* Region boundary data:
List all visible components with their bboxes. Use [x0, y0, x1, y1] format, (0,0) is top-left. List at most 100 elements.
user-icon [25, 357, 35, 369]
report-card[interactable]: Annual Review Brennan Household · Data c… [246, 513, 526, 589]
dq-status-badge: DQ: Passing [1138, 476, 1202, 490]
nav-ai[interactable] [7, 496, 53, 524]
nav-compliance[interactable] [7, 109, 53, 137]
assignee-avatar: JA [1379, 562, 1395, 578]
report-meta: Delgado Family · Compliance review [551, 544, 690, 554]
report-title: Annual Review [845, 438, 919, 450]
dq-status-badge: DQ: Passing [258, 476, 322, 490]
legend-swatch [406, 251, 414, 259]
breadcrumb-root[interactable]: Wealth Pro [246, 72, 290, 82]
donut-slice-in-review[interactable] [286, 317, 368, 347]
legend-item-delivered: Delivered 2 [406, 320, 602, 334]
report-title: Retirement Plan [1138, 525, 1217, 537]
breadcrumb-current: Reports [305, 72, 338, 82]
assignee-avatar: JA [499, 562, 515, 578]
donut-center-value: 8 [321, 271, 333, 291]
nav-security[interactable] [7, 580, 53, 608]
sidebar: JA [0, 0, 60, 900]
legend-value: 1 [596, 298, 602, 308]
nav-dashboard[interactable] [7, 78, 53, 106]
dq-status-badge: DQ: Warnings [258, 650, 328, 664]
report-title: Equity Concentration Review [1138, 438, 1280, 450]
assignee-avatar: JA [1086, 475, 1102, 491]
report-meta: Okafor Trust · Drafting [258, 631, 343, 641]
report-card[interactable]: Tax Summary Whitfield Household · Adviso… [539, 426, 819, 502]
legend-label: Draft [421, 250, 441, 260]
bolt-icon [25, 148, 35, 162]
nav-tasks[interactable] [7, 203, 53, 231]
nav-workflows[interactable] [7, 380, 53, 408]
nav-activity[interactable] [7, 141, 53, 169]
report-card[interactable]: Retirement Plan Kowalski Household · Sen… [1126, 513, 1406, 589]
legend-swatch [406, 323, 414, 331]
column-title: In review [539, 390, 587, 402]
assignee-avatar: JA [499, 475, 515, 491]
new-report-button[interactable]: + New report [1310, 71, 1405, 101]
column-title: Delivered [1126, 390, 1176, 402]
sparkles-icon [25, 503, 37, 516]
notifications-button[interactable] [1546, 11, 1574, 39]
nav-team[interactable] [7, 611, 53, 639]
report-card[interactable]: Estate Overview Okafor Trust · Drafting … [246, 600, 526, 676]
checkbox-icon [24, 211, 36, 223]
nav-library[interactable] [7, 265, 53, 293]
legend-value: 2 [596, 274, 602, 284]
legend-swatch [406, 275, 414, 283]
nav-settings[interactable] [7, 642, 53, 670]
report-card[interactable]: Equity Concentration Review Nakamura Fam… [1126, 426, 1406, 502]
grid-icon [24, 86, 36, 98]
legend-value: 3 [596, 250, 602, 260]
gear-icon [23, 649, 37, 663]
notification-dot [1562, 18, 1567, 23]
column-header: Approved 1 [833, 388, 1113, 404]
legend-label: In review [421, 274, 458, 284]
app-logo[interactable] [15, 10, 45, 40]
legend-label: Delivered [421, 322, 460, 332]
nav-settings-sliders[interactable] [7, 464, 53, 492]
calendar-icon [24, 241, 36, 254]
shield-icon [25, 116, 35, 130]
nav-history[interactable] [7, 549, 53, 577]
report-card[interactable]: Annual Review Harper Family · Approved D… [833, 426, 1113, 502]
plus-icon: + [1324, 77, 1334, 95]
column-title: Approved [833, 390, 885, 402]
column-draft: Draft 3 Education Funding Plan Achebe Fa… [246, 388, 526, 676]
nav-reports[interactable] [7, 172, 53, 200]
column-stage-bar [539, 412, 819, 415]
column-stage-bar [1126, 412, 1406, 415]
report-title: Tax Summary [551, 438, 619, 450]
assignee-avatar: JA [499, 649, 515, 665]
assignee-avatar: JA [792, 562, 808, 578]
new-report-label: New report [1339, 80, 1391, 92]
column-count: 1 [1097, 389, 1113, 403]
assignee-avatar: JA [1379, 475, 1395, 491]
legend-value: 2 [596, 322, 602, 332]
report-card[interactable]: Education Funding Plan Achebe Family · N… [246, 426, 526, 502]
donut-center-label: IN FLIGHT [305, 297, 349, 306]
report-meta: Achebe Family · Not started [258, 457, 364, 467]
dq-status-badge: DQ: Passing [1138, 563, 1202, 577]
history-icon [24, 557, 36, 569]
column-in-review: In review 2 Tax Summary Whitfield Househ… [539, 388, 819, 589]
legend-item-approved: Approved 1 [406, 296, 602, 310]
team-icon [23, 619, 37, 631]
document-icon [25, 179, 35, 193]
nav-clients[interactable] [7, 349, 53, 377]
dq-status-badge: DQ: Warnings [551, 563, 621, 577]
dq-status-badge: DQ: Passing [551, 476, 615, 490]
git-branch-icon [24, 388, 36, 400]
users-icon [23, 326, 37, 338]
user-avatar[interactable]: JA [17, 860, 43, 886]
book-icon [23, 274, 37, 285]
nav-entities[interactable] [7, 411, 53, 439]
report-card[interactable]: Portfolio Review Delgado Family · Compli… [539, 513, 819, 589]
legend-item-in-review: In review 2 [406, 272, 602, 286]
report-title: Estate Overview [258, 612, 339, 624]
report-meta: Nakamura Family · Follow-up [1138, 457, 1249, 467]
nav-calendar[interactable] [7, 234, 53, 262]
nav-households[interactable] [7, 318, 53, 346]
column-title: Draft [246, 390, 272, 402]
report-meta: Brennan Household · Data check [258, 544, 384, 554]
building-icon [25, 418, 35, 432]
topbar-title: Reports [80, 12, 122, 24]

* YOUR GOAL:
Could you print all of the lines above, unchanged?

* RESULT FOR THIS TASK:
List all visible components with their bboxes. Use [x0, y0, x1, y1] format, (0,0) is top-left. List at most 100 elements.
user-icon [25, 357, 35, 369]
report-card[interactable]: Annual Review Brennan Household · Data c… [246, 513, 526, 589]
dq-status-badge: DQ: Passing [1138, 476, 1202, 490]
nav-ai[interactable] [7, 496, 53, 524]
nav-compliance[interactable] [7, 109, 53, 137]
assignee-avatar: JA [1379, 562, 1395, 578]
report-meta: Delgado Family · Compliance review [551, 544, 690, 554]
report-title: Annual Review [845, 438, 919, 450]
dq-status-badge: DQ: Passing [258, 476, 322, 490]
legend-swatch [406, 251, 414, 259]
breadcrumb-root[interactable]: Wealth Pro [246, 72, 290, 82]
donut-slice-in-review[interactable] [286, 317, 368, 347]
legend-item-delivered: Delivered 2 [406, 320, 602, 334]
report-title: Retirement Plan [1138, 525, 1217, 537]
breadcrumb-current: Reports [305, 72, 338, 82]
assignee-avatar: JA [499, 562, 515, 578]
donut-center-value: 8 [321, 271, 333, 291]
nav-security[interactable] [7, 580, 53, 608]
sidebar: JA [0, 0, 60, 900]
legend-value: 1 [596, 298, 602, 308]
nav-dashboard[interactable] [7, 78, 53, 106]
dq-status-badge: DQ: Warnings [258, 650, 328, 664]
report-title: Equity Concentration Review [1138, 438, 1280, 450]
assignee-avatar: JA [1086, 475, 1102, 491]
report-meta: Okafor Trust · Drafting [258, 631, 343, 641]
report-card[interactable]: Tax Summary Whitfield Household · Adviso… [539, 426, 819, 502]
legend-label: Draft [421, 250, 441, 260]
bolt-icon [25, 148, 35, 162]
nav-tasks[interactable] [7, 203, 53, 231]
nav-workflows[interactable] [7, 380, 53, 408]
nav-activity[interactable] [7, 141, 53, 169]
report-card[interactable]: Retirement Plan Kowalski Household · Sen… [1126, 513, 1406, 589]
legend-swatch [406, 323, 414, 331]
column-title: In review [539, 390, 587, 402]
assignee-avatar: JA [499, 475, 515, 491]
new-report-button[interactable]: + New report [1310, 71, 1405, 101]
column-title: Delivered [1126, 390, 1176, 402]
sparkles-icon [25, 503, 37, 516]
notifications-button[interactable] [1546, 11, 1574, 39]
nav-team[interactable] [7, 611, 53, 639]
report-card[interactable]: Estate Overview Okafor Trust · Drafting … [246, 600, 526, 676]
checkbox-icon [24, 211, 36, 223]
nav-library[interactable] [7, 265, 53, 293]
legend-value: 2 [596, 274, 602, 284]
legend-swatch [406, 275, 414, 283]
nav-settings[interactable] [7, 642, 53, 670]
report-card[interactable]: Equity Concentration Review Nakamura Fam… [1126, 426, 1406, 502]
grid-icon [24, 86, 36, 98]
legend-value: 3 [596, 250, 602, 260]
gear-icon [23, 649, 37, 663]
notification-dot [1562, 18, 1567, 23]
column-header: Approved 1 [833, 388, 1113, 404]
legend-label: In review [421, 274, 458, 284]
app-logo[interactable] [15, 10, 45, 40]
legend-label: Delivered [421, 322, 460, 332]
nav-settings-sliders[interactable] [7, 464, 53, 492]
calendar-icon [24, 241, 36, 254]
shield-icon [25, 116, 35, 130]
nav-history[interactable] [7, 549, 53, 577]
report-card[interactable]: Annual Review Harper Family · Approved D… [833, 426, 1113, 502]
plus-icon: + [1324, 77, 1334, 95]
column-title: Approved [833, 390, 885, 402]
column-draft: Draft 3 Education Funding Plan Achebe Fa… [246, 388, 526, 676]
nav-reports[interactable] [7, 172, 53, 200]
column-stage-bar [539, 412, 819, 415]
column-stage-bar [1126, 412, 1406, 415]
report-title: Tax Summary [551, 438, 619, 450]
assignee-avatar: JA [499, 649, 515, 665]
assignee-avatar: JA [792, 562, 808, 578]
new-report-label: New report [1339, 80, 1391, 92]
column-count: 1 [1097, 389, 1113, 403]
assignee-avatar: JA [1379, 475, 1395, 491]
legend-value: 2 [596, 322, 602, 332]
report-card[interactable]: Education Funding Plan Achebe Family · N… [246, 426, 526, 502]
donut-center-label: IN FLIGHT [305, 297, 349, 306]
report-meta: Achebe Family · Not started [258, 457, 364, 467]
dq-status-badge: DQ: Passing [1138, 563, 1202, 577]
history-icon [24, 557, 36, 569]
column-in-review: In review 2 Tax Summary Whitfield Househ… [539, 388, 819, 589]
legend-item-approved: Approved 1 [406, 296, 602, 310]
team-icon [23, 619, 37, 631]
document-icon [25, 179, 35, 193]
nav-clients[interactable] [7, 349, 53, 377]
dq-status-badge: DQ: Warnings [551, 563, 621, 577]
dq-status-badge: DQ: Passing [551, 476, 615, 490]
git-branch-icon [24, 388, 36, 400]
users-icon [23, 326, 37, 338]
user-avatar[interactable]: JA [17, 860, 43, 886]
book-icon [23, 274, 37, 285]
nav-entities[interactable] [7, 411, 53, 439]
report-card[interactable]: Portfolio Review Delgado Family · Compli… [539, 513, 819, 589]
legend-item-in-review: In review 2 [406, 272, 602, 286]
report-title: Estate Overview [258, 612, 339, 624]
report-meta: Nakamura Family · Follow-up [1138, 457, 1249, 467]
nav-calendar[interactable] [7, 234, 53, 262]
nav-households[interactable] [7, 318, 53, 346]
column-title: Draft [246, 390, 272, 402]
report-meta: Brennan Household · Data check [258, 544, 384, 554]
building-icon [25, 418, 35, 432]
topbar-title: Reports [80, 12, 122, 24]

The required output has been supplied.